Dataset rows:
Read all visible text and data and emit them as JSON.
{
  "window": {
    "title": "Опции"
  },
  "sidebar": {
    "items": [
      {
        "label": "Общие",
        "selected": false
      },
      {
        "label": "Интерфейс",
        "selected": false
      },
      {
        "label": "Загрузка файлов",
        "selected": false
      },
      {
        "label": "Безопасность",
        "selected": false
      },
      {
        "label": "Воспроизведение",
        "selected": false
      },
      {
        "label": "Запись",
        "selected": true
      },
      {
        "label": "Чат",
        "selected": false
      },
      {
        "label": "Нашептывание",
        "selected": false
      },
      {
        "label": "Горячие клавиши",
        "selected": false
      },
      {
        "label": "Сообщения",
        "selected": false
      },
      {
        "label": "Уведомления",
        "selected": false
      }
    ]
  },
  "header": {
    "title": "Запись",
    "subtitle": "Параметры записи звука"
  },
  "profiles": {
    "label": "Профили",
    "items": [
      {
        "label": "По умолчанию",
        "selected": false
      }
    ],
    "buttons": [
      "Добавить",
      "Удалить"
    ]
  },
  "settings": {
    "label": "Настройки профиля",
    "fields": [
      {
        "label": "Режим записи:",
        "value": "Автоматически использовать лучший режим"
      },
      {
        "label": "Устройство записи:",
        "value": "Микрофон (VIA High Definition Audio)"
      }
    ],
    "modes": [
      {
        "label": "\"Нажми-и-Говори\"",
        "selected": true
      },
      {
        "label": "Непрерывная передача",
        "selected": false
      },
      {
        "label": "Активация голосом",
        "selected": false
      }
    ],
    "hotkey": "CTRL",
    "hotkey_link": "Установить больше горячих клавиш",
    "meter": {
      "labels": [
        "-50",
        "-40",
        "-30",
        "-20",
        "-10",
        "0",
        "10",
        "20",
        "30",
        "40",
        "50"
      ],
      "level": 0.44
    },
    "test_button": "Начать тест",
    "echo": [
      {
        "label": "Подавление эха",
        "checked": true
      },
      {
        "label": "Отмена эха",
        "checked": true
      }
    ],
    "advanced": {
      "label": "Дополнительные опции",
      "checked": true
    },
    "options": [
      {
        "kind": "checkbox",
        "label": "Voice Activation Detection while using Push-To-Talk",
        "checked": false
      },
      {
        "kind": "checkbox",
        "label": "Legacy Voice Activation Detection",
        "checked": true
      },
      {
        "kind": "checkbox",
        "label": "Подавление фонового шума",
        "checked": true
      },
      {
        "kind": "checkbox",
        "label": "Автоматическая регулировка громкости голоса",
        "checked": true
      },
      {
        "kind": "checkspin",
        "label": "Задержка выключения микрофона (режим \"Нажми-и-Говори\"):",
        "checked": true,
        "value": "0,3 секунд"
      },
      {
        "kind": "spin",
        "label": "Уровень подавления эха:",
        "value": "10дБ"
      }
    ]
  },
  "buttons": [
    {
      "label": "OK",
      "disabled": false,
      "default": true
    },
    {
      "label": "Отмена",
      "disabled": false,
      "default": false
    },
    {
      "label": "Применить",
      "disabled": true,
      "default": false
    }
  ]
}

Goal |
Spot every line that holds "Подавление" and copy it.

Output below |
        "label": "Подавление эха",
        "label": "Подавление фонового шума",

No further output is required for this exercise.